--- Start Data ---
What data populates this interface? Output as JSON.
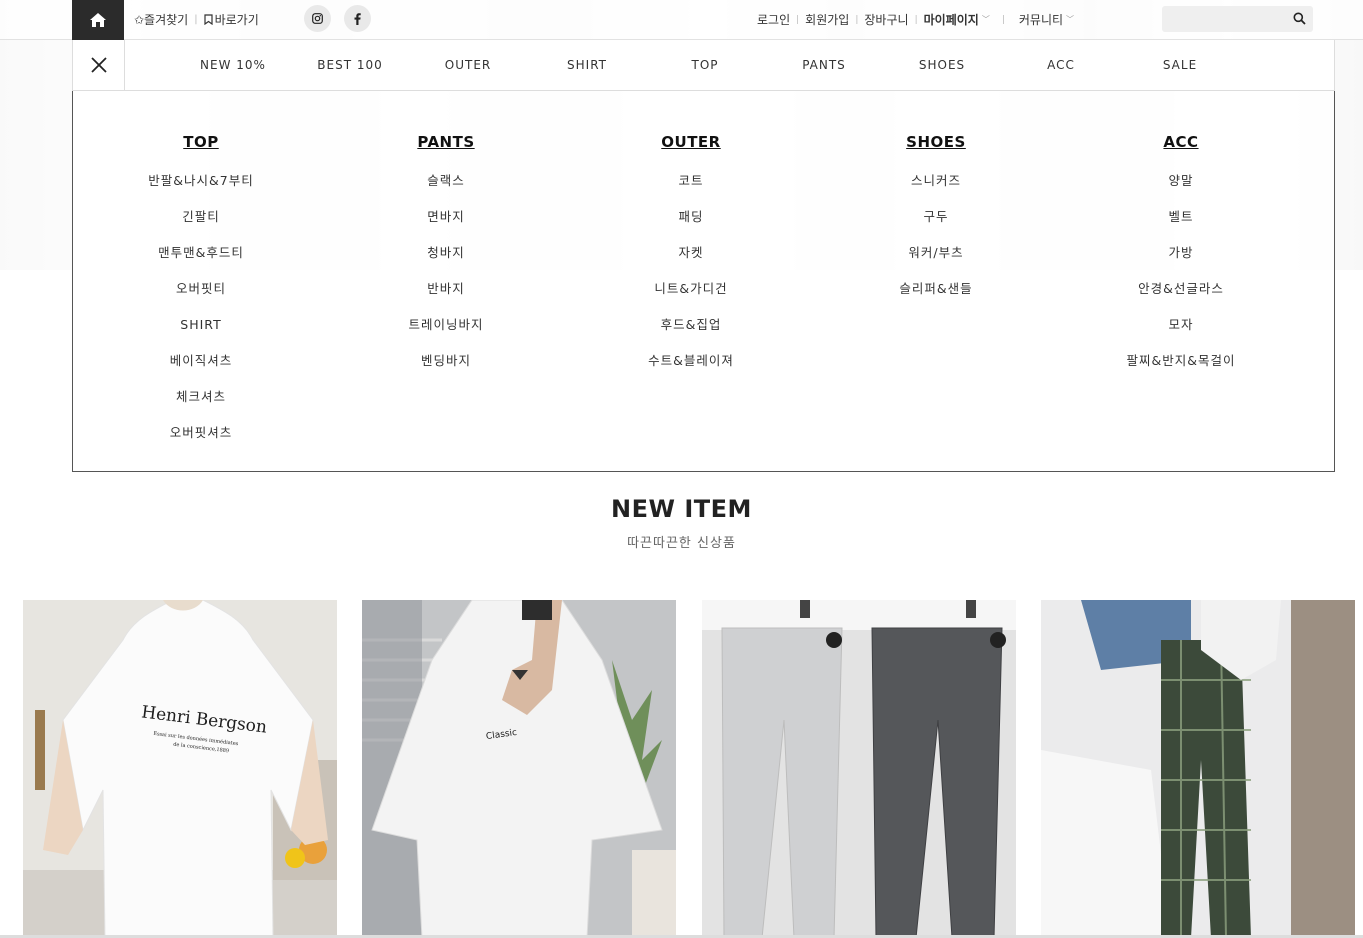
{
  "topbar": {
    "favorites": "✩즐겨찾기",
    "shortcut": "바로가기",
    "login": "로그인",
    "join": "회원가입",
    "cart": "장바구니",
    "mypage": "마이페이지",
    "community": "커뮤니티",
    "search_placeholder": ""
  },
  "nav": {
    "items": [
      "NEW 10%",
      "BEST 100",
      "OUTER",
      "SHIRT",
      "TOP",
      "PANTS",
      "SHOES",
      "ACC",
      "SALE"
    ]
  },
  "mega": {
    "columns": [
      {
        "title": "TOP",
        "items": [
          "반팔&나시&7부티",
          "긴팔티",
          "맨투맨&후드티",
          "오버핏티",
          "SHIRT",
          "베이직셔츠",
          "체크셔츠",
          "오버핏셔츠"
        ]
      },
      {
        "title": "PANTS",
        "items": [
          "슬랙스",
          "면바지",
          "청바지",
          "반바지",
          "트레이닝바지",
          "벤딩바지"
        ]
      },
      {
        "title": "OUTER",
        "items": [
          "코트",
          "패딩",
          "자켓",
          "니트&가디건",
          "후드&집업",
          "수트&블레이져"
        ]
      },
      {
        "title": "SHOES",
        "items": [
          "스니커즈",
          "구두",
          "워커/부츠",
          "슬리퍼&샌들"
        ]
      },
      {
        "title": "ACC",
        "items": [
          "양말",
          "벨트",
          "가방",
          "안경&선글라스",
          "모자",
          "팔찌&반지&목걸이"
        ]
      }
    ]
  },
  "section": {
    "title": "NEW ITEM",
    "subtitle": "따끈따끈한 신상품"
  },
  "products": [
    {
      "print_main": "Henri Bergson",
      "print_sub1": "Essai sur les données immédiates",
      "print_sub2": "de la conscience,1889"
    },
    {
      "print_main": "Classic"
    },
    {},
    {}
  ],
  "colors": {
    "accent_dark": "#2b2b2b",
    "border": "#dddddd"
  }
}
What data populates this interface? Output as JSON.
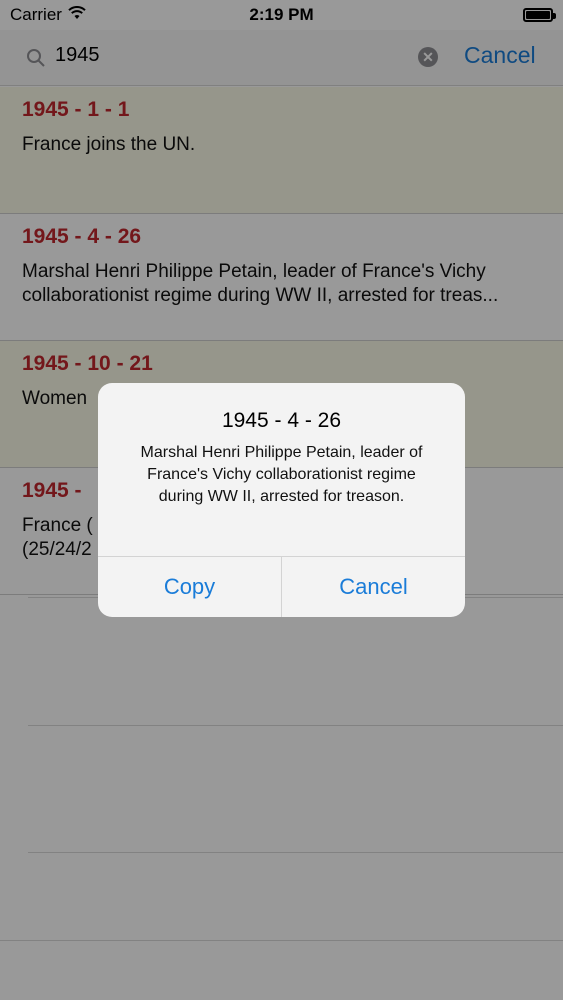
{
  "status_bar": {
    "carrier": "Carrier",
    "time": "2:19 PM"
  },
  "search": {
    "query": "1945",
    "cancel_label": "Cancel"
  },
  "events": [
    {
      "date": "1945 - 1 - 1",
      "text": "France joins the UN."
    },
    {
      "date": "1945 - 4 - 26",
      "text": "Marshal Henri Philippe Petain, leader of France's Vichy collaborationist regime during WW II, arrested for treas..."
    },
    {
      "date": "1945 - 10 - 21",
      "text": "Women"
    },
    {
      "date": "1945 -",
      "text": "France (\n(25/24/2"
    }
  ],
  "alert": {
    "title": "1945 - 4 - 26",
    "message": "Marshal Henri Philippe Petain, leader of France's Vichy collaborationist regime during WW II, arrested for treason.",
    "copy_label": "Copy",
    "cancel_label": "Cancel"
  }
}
--- End Data ---
**Stated goal:** Each record must be quoted in full and exactly. Do not include the pictures.

**Written answer:**
What data populates this interface? Output as JSON.
{
  "topbar": {
    "favorites": "✩즐겨찾기",
    "shortcut": "바로가기",
    "login": "로그인",
    "join": "회원가입",
    "cart": "장바구니",
    "mypage": "마이페이지",
    "community": "커뮤니티",
    "search_placeholder": ""
  },
  "nav": {
    "items": [
      "NEW 10%",
      "BEST 100",
      "OUTER",
      "SHIRT",
      "TOP",
      "PANTS",
      "SHOES",
      "ACC",
      "SALE"
    ]
  },
  "mega": {
    "columns": [
      {
        "title": "TOP",
        "items": [
          "반팔&나시&7부티",
          "긴팔티",
          "맨투맨&후드티",
          "오버핏티",
          "SHIRT",
          "베이직셔츠",
          "체크셔츠",
          "오버핏셔츠"
        ]
      },
      {
        "title": "PANTS",
        "items": [
          "슬랙스",
          "면바지",
          "청바지",
          "반바지",
          "트레이닝바지",
          "벤딩바지"
        ]
      },
      {
        "title": "OUTER",
        "items": [
          "코트",
          "패딩",
          "자켓",
          "니트&가디건",
          "후드&집업",
          "수트&블레이져"
        ]
      },
      {
        "title": "SHOES",
        "items": [
          "스니커즈",
          "구두",
          "워커/부츠",
          "슬리퍼&샌들"
        ]
      },
      {
        "title": "ACC",
        "items": [
          "양말",
          "벨트",
          "가방",
          "안경&선글라스",
          "모자",
          "팔찌&반지&목걸이"
        ]
      }
    ]
  },
  "section": {
    "title": "NEW ITEM",
    "subtitle": "따끈따끈한 신상품"
  },
  "products": [
    {
      "print_main": "Henri Bergson",
      "print_sub1": "Essai sur les données immédiates",
      "print_sub2": "de la conscience,1889"
    },
    {
      "print_main": "Classic"
    },
    {},
    {}
  ],
  "colors": {
    "accent_dark": "#2b2b2b",
    "border": "#dddddd"
  }
}
What data populates this interface? Output as JSON.
{
  "status_bar": {
    "carrier": "Carrier",
    "time": "2:19 PM"
  },
  "search": {
    "query": "1945",
    "cancel_label": "Cancel"
  },
  "events": [
    {
      "date": "1945 - 1 - 1",
      "text": "France joins the UN."
    },
    {
      "date": "1945 - 4 - 26",
      "text": "Marshal Henri Philippe Petain, leader of France's Vichy collaborationist regime during WW II, arrested for treas..."
    },
    {
      "date": "1945 - 10 - 21",
      "text": "Women"
    },
    {
      "date": "1945 -",
      "text": "France (\n(25/24/2"
    }
  ],
  "alert": {
    "title": "1945 - 4 - 26",
    "message": "Marshal Henri Philippe Petain, leader of France's Vichy collaborationist regime during WW II, arrested for treason.",
    "copy_label": "Copy",
    "cancel_label": "Cancel"
  }
}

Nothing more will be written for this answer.